• _Extracted data entries_:
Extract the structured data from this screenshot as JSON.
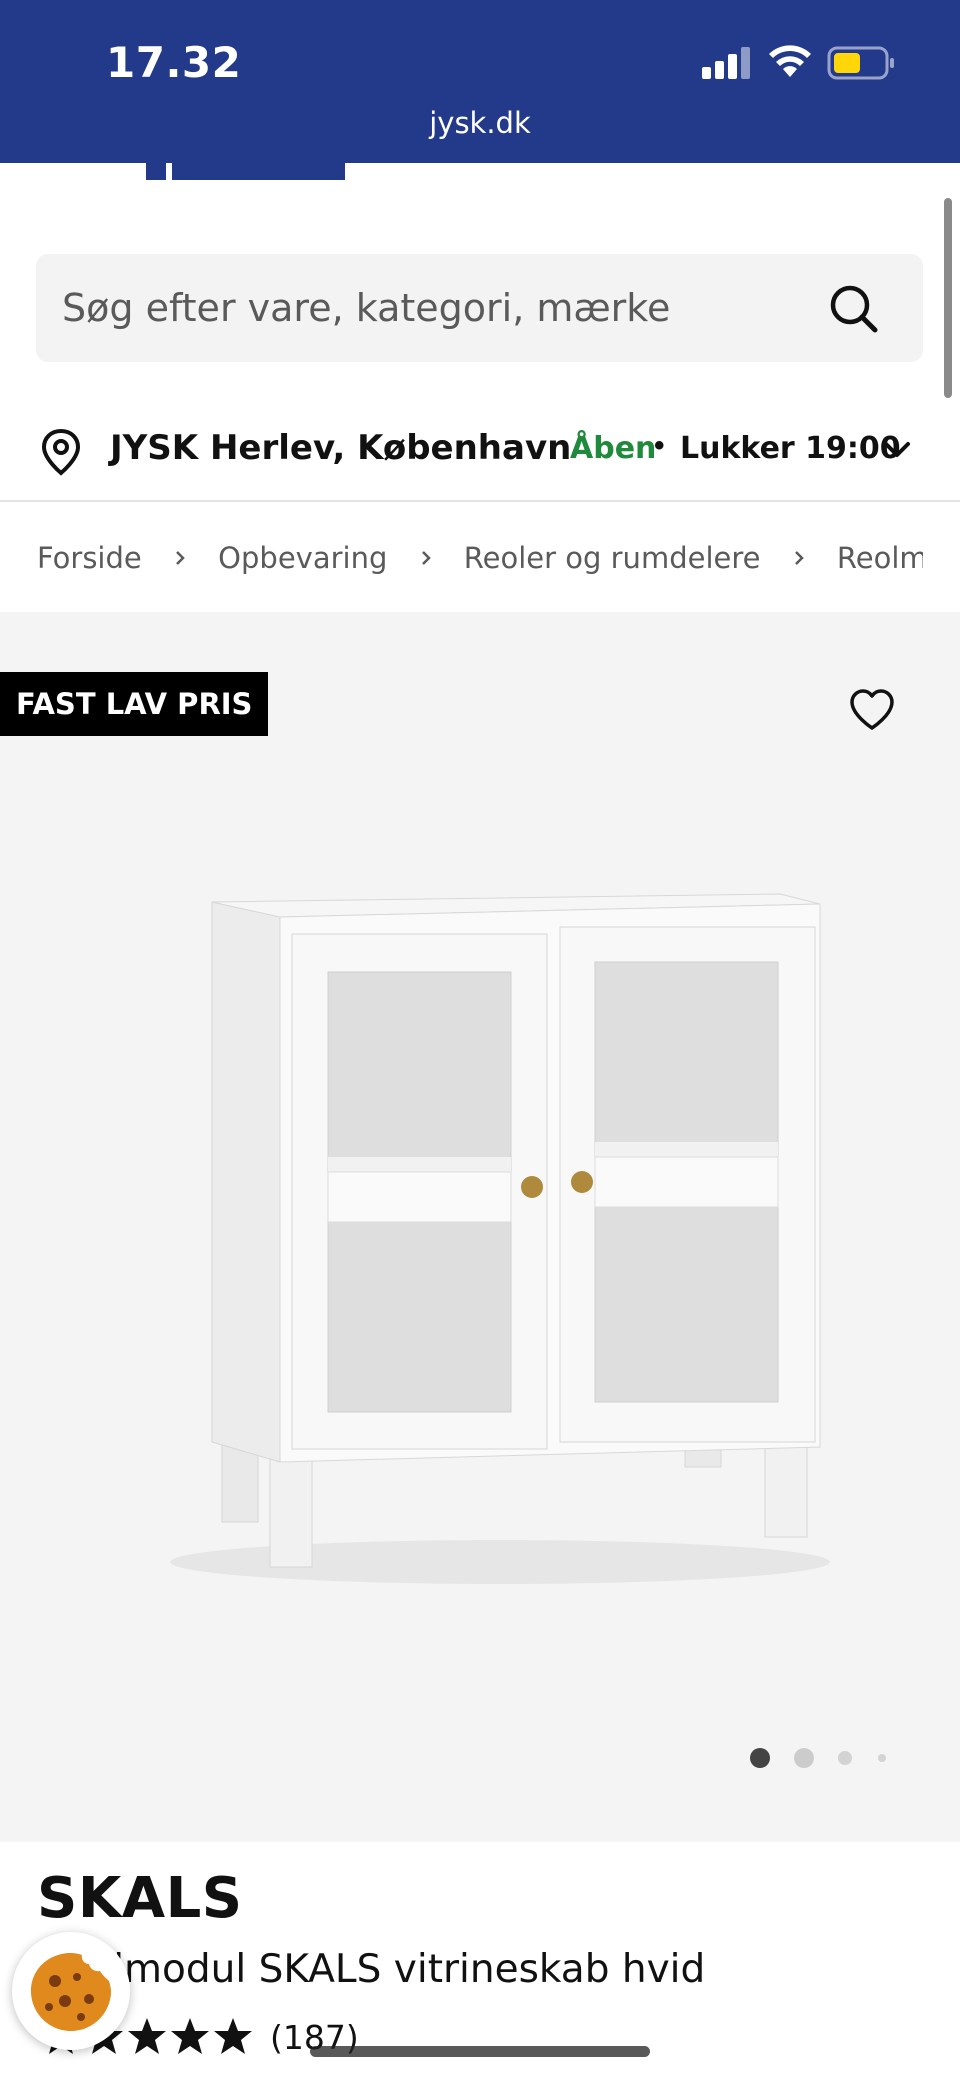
{
  "status_bar": {
    "time": "17.32",
    "url": "jysk.dk"
  },
  "search": {
    "placeholder": "Søg efter vare, kategori, mærke"
  },
  "store": {
    "name": "JYSK Herlev, København",
    "status": "Åben",
    "separator": "•",
    "closes": "Lukker 19:00"
  },
  "breadcrumb": [
    "Forside",
    "Opbevaring",
    "Reoler og rumdelere",
    "Reolmodul SKALS"
  ],
  "product": {
    "badge": "FAST LAV PRIS",
    "brand": "SKALS",
    "title": "Reolmodul SKALS vitrineskab hvid",
    "rating": 5,
    "reviews": "(187)",
    "gallery_image_count": 4,
    "gallery_active_index": 0
  },
  "colors": {
    "brand_blue": "#233a8a",
    "open_green": "#1f8a3c",
    "badge_black": "#000000",
    "gallery_bg": "#f4f4f4"
  },
  "icons": [
    "signal-icon",
    "wifi-icon",
    "battery-icon",
    "search-icon",
    "location-pin-icon",
    "chevron-down-icon",
    "chevron-right-icon",
    "heart-icon",
    "star-icon",
    "cookie-icon"
  ]
}
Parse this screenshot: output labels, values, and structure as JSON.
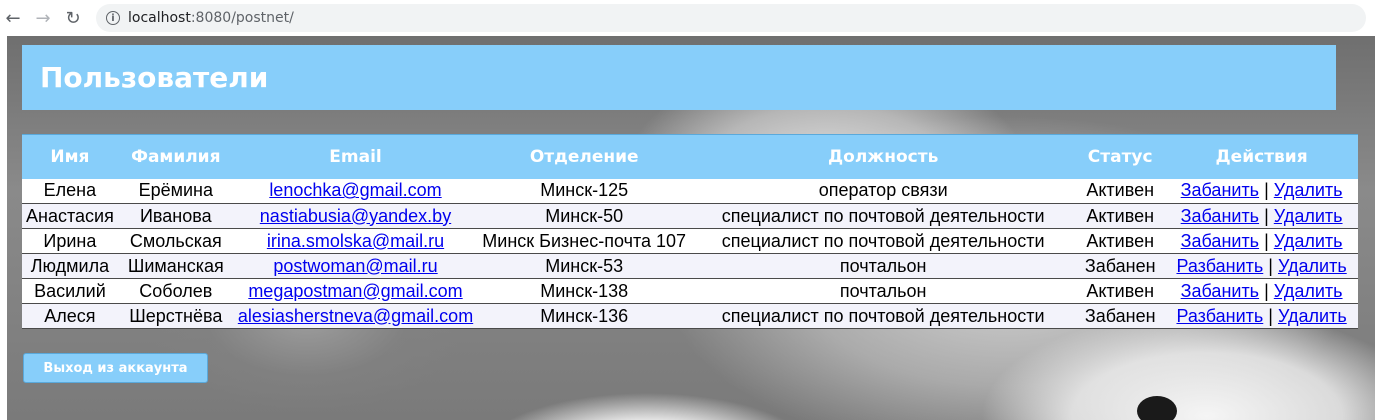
{
  "browser": {
    "url_host": "localhost",
    "url_rest": ":8080/postnet/",
    "back_icon": "←",
    "forward_icon": "→",
    "reload_icon": "↻",
    "info_icon": "i"
  },
  "page": {
    "title": "Пользователи",
    "logout_label": "Выход из аккаунта"
  },
  "colors": {
    "accent": "#87cefa",
    "link": "#0000ee"
  },
  "table": {
    "headers": [
      "Имя",
      "Фамилия",
      "Email",
      "Отделение",
      "Должность",
      "Статус",
      "Действия"
    ],
    "rows": [
      {
        "first": "Елена",
        "last": "Ерёмина",
        "email": "lenochka@gmail.com",
        "dept": "Минск-125",
        "position": "оператор связи",
        "status": "Активен",
        "action1": "Забанить",
        "sep": "|",
        "action2": "Удалить"
      },
      {
        "first": "Анастасия",
        "last": "Иванова",
        "email": "nastiabusia@yandex.by",
        "dept": "Минск-50",
        "position": "специалист по почтовой деятельности",
        "status": "Активен",
        "action1": "Забанить",
        "sep": "|",
        "action2": "Удалить"
      },
      {
        "first": "Ирина",
        "last": "Смольская",
        "email": "irina.smolska@mail.ru",
        "dept": "Минск Бизнес-почта 107",
        "position": "специалист по почтовой деятельности",
        "status": "Активен",
        "action1": "Забанить",
        "sep": "|",
        "action2": "Удалить"
      },
      {
        "first": "Людмила",
        "last": "Шиманская",
        "email": "postwoman@mail.ru",
        "dept": "Минск-53",
        "position": "почтальон",
        "status": "Забанен",
        "action1": "Разбанить",
        "sep": "|",
        "action2": "Удалить"
      },
      {
        "first": "Василий",
        "last": "Соболев",
        "email": "megapostman@gmail.com",
        "dept": "Минск-138",
        "position": "почтальон",
        "status": "Активен",
        "action1": "Забанить",
        "sep": "|",
        "action2": "Удалить"
      },
      {
        "first": "Алеся",
        "last": "Шерстнёва",
        "email": "alesiasherstneva@gmail.com",
        "dept": "Минск-136",
        "position": "специалист по почтовой деятельности",
        "status": "Забанен",
        "action1": "Разбанить",
        "sep": "|",
        "action2": "Удалить"
      }
    ]
  }
}
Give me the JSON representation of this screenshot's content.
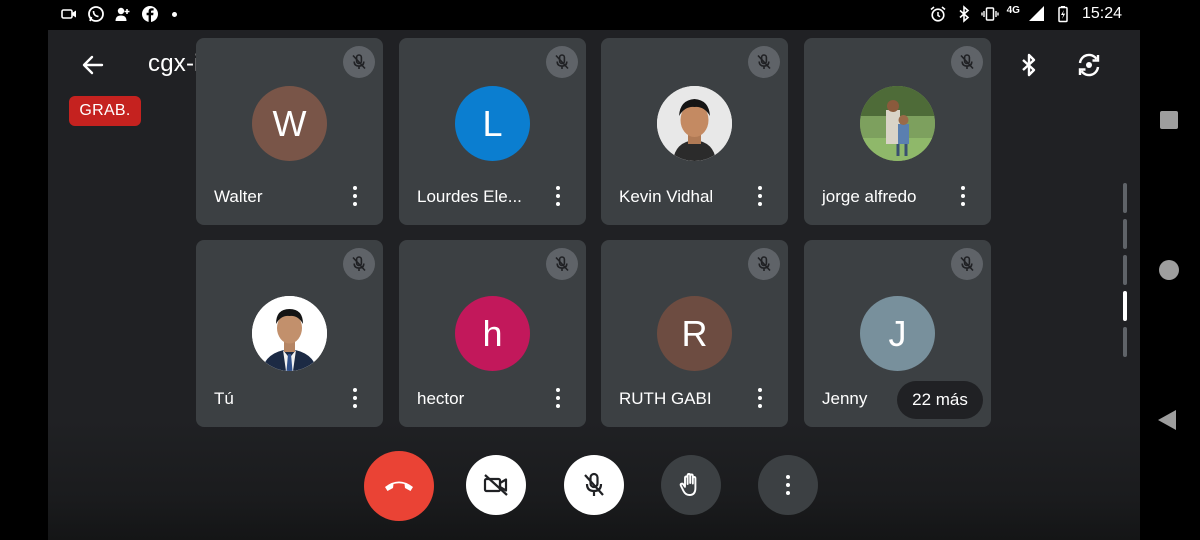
{
  "status_bar": {
    "time": "15:24",
    "network": "4G",
    "left_icons": [
      "video-notification-icon",
      "whatsapp-icon",
      "contacts-icon",
      "facebook-icon",
      "more-notifications-dot"
    ],
    "right_icons": [
      "alarm-icon",
      "bluetooth-icon",
      "vibrate-icon",
      "signal-icon",
      "battery-charging-icon"
    ]
  },
  "header": {
    "meeting_code": "cgx-iadd-uxj",
    "recording_badge": "GRAB."
  },
  "participants": [
    {
      "name": "Walter",
      "initial": "W",
      "avatar_color": "#795548",
      "avatar_type": "initial",
      "muted": true
    },
    {
      "name": "Lourdes Ele...",
      "initial": "L",
      "avatar_color": "#0b7ed0",
      "avatar_type": "initial",
      "muted": true
    },
    {
      "name": "Kevin Vidhal",
      "initial": "",
      "avatar_color": "#e8e8e8",
      "avatar_type": "photo",
      "muted": true
    },
    {
      "name": "jorge alfredo",
      "initial": "",
      "avatar_color": "#6c8f4e",
      "avatar_type": "photo",
      "muted": true
    },
    {
      "name": "Tú",
      "initial": "",
      "avatar_color": "#ffffff",
      "avatar_type": "photo",
      "muted": true
    },
    {
      "name": "hector",
      "initial": "h",
      "avatar_color": "#c2185b",
      "avatar_type": "initial",
      "muted": true
    },
    {
      "name": "RUTH GABI",
      "initial": "R",
      "avatar_color": "#6d4c41",
      "avatar_type": "initial",
      "muted": true
    },
    {
      "name": "Jenny",
      "initial": "J",
      "avatar_color": "#78909c",
      "avatar_type": "initial",
      "muted": true
    }
  ],
  "more_participants": "22 más",
  "controls": {
    "end_call_color": "#ea4335",
    "buttons": [
      "end-call-icon",
      "camera-off-icon",
      "mic-off-icon",
      "raise-hand-icon",
      "more-options-icon"
    ]
  },
  "colors": {
    "background": "#202124",
    "tile": "#3c4043",
    "recording": "#c5221f"
  }
}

• _Requirement_: Copy the records above exactly, leaving out every picture.

• _Reply to the task_:
Extract the structured data from this screenshot as JSON.
{
  "status_bar": {
    "time": "17.32",
    "url": "jysk.dk"
  },
  "search": {
    "placeholder": "Søg efter vare, kategori, mærke"
  },
  "store": {
    "name": "JYSK Herlev, København",
    "status": "Åben",
    "separator": "•",
    "closes": "Lukker 19:00"
  },
  "breadcrumb": [
    "Forside",
    "Opbevaring",
    "Reoler og rumdelere",
    "Reolmodul SKALS"
  ],
  "product": {
    "badge": "FAST LAV PRIS",
    "brand": "SKALS",
    "title": "Reolmodul SKALS vitrineskab hvid",
    "rating": 5,
    "reviews": "(187)",
    "gallery_image_count": 4,
    "gallery_active_index": 0
  },
  "colors": {
    "brand_blue": "#233a8a",
    "open_green": "#1f8a3c",
    "badge_black": "#000000",
    "gallery_bg": "#f4f4f4"
  },
  "icons": [
    "signal-icon",
    "wifi-icon",
    "battery-icon",
    "search-icon",
    "location-pin-icon",
    "chevron-down-icon",
    "chevron-right-icon",
    "heart-icon",
    "star-icon",
    "cookie-icon"
  ]
}
Parse this screenshot: output labels, values, and structure as JSON.
{
  "browser": {
    "url_host": "localhost",
    "url_rest": ":8080/postnet/",
    "back_icon": "←",
    "forward_icon": "→",
    "reload_icon": "↻",
    "info_icon": "i"
  },
  "page": {
    "title": "Пользователи",
    "logout_label": "Выход из аккаунта"
  },
  "colors": {
    "accent": "#87cefa",
    "link": "#0000ee"
  },
  "table": {
    "headers": [
      "Имя",
      "Фамилия",
      "Email",
      "Отделение",
      "Должность",
      "Статус",
      "Действия"
    ],
    "rows": [
      {
        "first": "Елена",
        "last": "Ерёмина",
        "email": "lenochka@gmail.com",
        "dept": "Минск-125",
        "position": "оператор связи",
        "status": "Активен",
        "action1": "Забанить",
        "sep": "|",
        "action2": "Удалить"
      },
      {
        "first": "Анастасия",
        "last": "Иванова",
        "email": "nastiabusia@yandex.by",
        "dept": "Минск-50",
        "position": "специалист по почтовой деятельности",
        "status": "Активен",
        "action1": "Забанить",
        "sep": "|",
        "action2": "Удалить"
      },
      {
        "first": "Ирина",
        "last": "Смольская",
        "email": "irina.smolska@mail.ru",
        "dept": "Минск Бизнес-почта 107",
        "position": "специалист по почтовой деятельности",
        "status": "Активен",
        "action1": "Забанить",
        "sep": "|",
        "action2": "Удалить"
      },
      {
        "first": "Людмила",
        "last": "Шиманская",
        "email": "postwoman@mail.ru",
        "dept": "Минск-53",
        "position": "почтальон",
        "status": "Забанен",
        "action1": "Разбанить",
        "sep": "|",
        "action2": "Удалить"
      },
      {
        "first": "Василий",
        "last": "Соболев",
        "email": "megapostman@gmail.com",
        "dept": "Минск-138",
        "position": "почтальон",
        "status": "Активен",
        "action1": "Забанить",
        "sep": "|",
        "action2": "Удалить"
      },
      {
        "first": "Алеся",
        "last": "Шерстнёва",
        "email": "alesiasherstneva@gmail.com",
        "dept": "Минск-136",
        "position": "специалист по почтовой деятельности",
        "status": "Забанен",
        "action1": "Разбанить",
        "sep": "|",
        "action2": "Удалить"
      }
    ]
  }
}
Give me the JSON representation of this screenshot's content.
{
  "status_bar": {
    "time": "15:24",
    "network": "4G",
    "left_icons": [
      "video-notification-icon",
      "whatsapp-icon",
      "contacts-icon",
      "facebook-icon",
      "more-notifications-dot"
    ],
    "right_icons": [
      "alarm-icon",
      "bluetooth-icon",
      "vibrate-icon",
      "signal-icon",
      "battery-charging-icon"
    ]
  },
  "header": {
    "meeting_code": "cgx-iadd-uxj",
    "recording_badge": "GRAB."
  },
  "participants": [
    {
      "name": "Walter",
      "initial": "W",
      "avatar_color": "#795548",
      "avatar_type": "initial",
      "muted": true
    },
    {
      "name": "Lourdes Ele...",
      "initial": "L",
      "avatar_color": "#0b7ed0",
      "avatar_type": "initial",
      "muted": true
    },
    {
      "name": "Kevin Vidhal",
      "initial": "",
      "avatar_color": "#e8e8e8",
      "avatar_type": "photo",
      "muted": true
    },
    {
      "name": "jorge alfredo",
      "initial": "",
      "avatar_color": "#6c8f4e",
      "avatar_type": "photo",
      "muted": true
    },
    {
      "name": "Tú",
      "initial": "",
      "avatar_color": "#ffffff",
      "avatar_type": "photo",
      "muted": true
    },
    {
      "name": "hector",
      "initial": "h",
      "avatar_color": "#c2185b",
      "avatar_type": "initial",
      "muted": true
    },
    {
      "name": "RUTH GABI",
      "initial": "R",
      "avatar_color": "#6d4c41",
      "avatar_type": "initial",
      "muted": true
    },
    {
      "name": "Jenny",
      "initial": "J",
      "avatar_color": "#78909c",
      "avatar_type": "initial",
      "muted": true
    }
  ],
  "more_participants": "22 más",
  "controls": {
    "end_call_color": "#ea4335",
    "buttons": [
      "end-call-icon",
      "camera-off-icon",
      "mic-off-icon",
      "raise-hand-icon",
      "more-options-icon"
    ]
  },
  "colors": {
    "background": "#202124",
    "tile": "#3c4043",
    "recording": "#c5221f"
  }
}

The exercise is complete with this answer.